— Prompt —
Only the lines from the one holding "What's the underlying" to the end of the data should be echoed, exactly as they appear, minus the pictures.

** begin Supplied material **

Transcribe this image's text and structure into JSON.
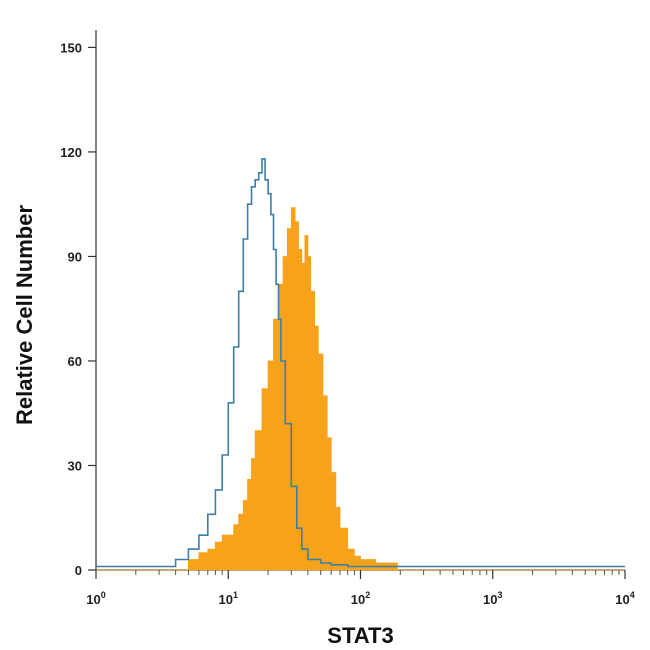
{
  "chart_data": {
    "type": "area",
    "title": "",
    "xlabel": "STAT3",
    "ylabel": "Relative Cell Number",
    "xscale": "log",
    "xlim": [
      1,
      10000
    ],
    "ylim": [
      0,
      155
    ],
    "grid": false,
    "legend": "none",
    "x_ticks": [
      {
        "value": 1,
        "base": "10",
        "exp": "0"
      },
      {
        "value": 10,
        "base": "10",
        "exp": "1"
      },
      {
        "value": 100,
        "base": "10",
        "exp": "2"
      },
      {
        "value": 1000,
        "base": "10",
        "exp": "3"
      },
      {
        "value": 10000,
        "base": "10",
        "exp": "4"
      }
    ],
    "y_ticks": [
      {
        "value": 0,
        "label": "0"
      },
      {
        "value": 30,
        "label": "30"
      },
      {
        "value": 60,
        "label": "60"
      },
      {
        "value": 90,
        "label": "90"
      },
      {
        "value": 120,
        "label": "120"
      },
      {
        "value": 150,
        "label": "150"
      }
    ],
    "series": [
      {
        "style": "outline",
        "color": "#3d7ea6",
        "x": [
          1,
          3.2,
          4,
          5,
          6,
          7,
          8,
          9,
          10,
          11,
          12,
          13,
          14,
          15,
          16,
          17,
          18,
          19,
          20,
          21,
          22,
          23,
          24,
          25,
          27,
          30,
          33,
          36,
          40,
          50,
          60,
          80,
          100,
          300,
          1000,
          10000
        ],
        "values": [
          1,
          1,
          3,
          6,
          10,
          16,
          23,
          33,
          48,
          64,
          80,
          95,
          105,
          110,
          112,
          114,
          118,
          112,
          108,
          102,
          92,
          82,
          72,
          60,
          42,
          24,
          12,
          6,
          3,
          2,
          1.5,
          1,
          1,
          1,
          1,
          1
        ]
      },
      {
        "style": "filled",
        "color": "#f7a21b",
        "x": [
          1,
          4,
          5,
          6,
          7,
          8,
          9,
          10,
          11,
          12,
          13,
          14,
          15,
          16,
          18,
          20,
          22,
          24,
          26,
          28,
          30,
          32,
          34,
          36,
          38,
          40,
          42,
          45,
          48,
          52,
          56,
          60,
          65,
          70,
          80,
          90,
          100,
          130,
          180,
          190,
          10000
        ],
        "values": [
          0,
          0,
          3,
          5,
          6,
          8,
          10,
          10,
          13,
          16,
          20,
          26,
          32,
          40,
          52,
          60,
          72,
          82,
          90,
          98,
          104,
          100,
          92,
          88,
          96,
          90,
          80,
          70,
          62,
          50,
          38,
          28,
          18,
          12,
          6,
          4,
          3,
          2,
          2,
          0,
          0
        ]
      }
    ]
  }
}
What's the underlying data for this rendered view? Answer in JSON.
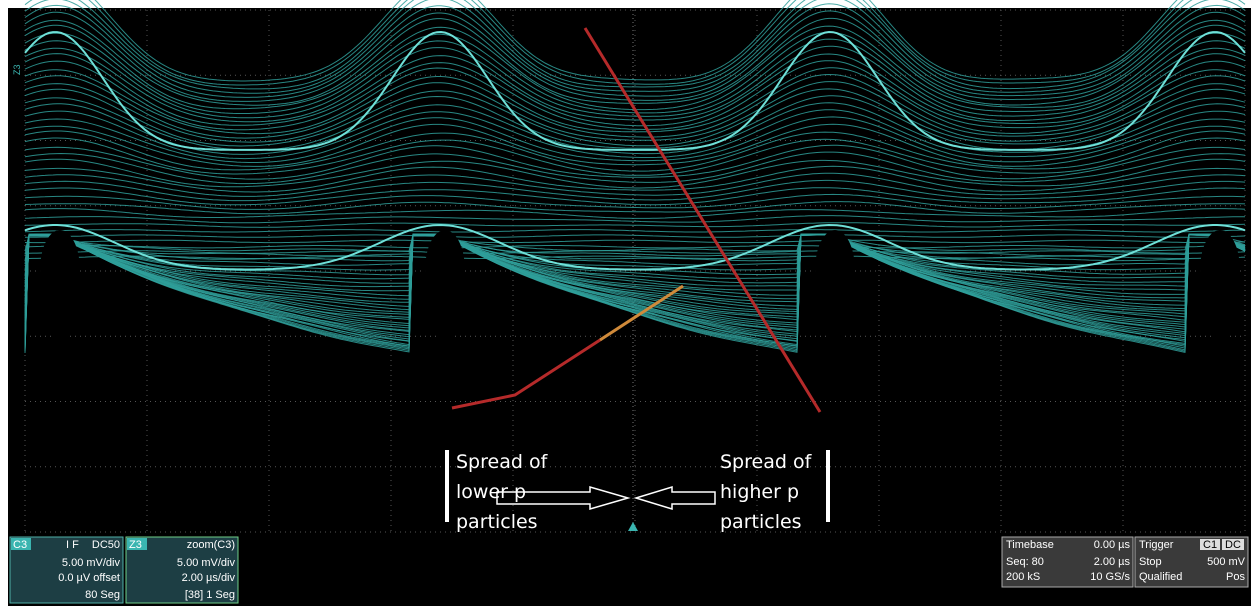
{
  "screen": {
    "trace_label": "Z3"
  },
  "annotations": {
    "left": [
      "Spread of",
      "lower p",
      "particles"
    ],
    "right": [
      "Spread of",
      "higher p",
      "particles"
    ]
  },
  "channel": {
    "name": "C3",
    "flags": "I F",
    "coupling": "DC50",
    "scale": "5.00 mV/div",
    "offset": "0.0 µV offset",
    "segments": "80 Seg"
  },
  "zoom": {
    "name": "Z3",
    "source": "zoom(C3)",
    "scale": "5.00 mV/div",
    "timebase": "2.00 µs/div",
    "segments": "[38] 1 Seg"
  },
  "timebase": {
    "title": "Timebase",
    "delay": "0.00 µs",
    "seq": "Seq: 80",
    "div": "2.00 µs",
    "samples": "200 kS",
    "rate": "10 GS/s"
  },
  "trigger": {
    "title": "Trigger",
    "source": "C1",
    "coupling": "DC",
    "mode": "Stop",
    "level": "500 mV",
    "type": "Qualified",
    "slope": "Pos"
  }
}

** end Supplied material **

— Solution to this exercise —
What's the underlying data for this rendered view? Answer in JSON.
{
  "screen": {
    "trace_label": "Z3"
  },
  "annotations": {
    "left": [
      "Spread of",
      "lower p",
      "particles"
    ],
    "right": [
      "Spread of",
      "higher p",
      "particles"
    ]
  },
  "channel": {
    "name": "C3",
    "flags": "I F",
    "coupling": "DC50",
    "scale": "5.00 mV/div",
    "offset": "0.0 µV offset",
    "segments": "80 Seg"
  },
  "zoom": {
    "name": "Z3",
    "source": "zoom(C3)",
    "scale": "5.00 mV/div",
    "timebase": "2.00 µs/div",
    "segments": "[38] 1 Seg"
  },
  "timebase": {
    "title": "Timebase",
    "delay": "0.00 µs",
    "seq": "Seq: 80",
    "div": "2.00 µs",
    "samples": "200 kS",
    "rate": "10 GS/s"
  },
  "trigger": {
    "title": "Trigger",
    "source": "C1",
    "coupling": "DC",
    "mode": "Stop",
    "level": "500 mV",
    "type": "Qualified",
    "slope": "Pos"
  }
}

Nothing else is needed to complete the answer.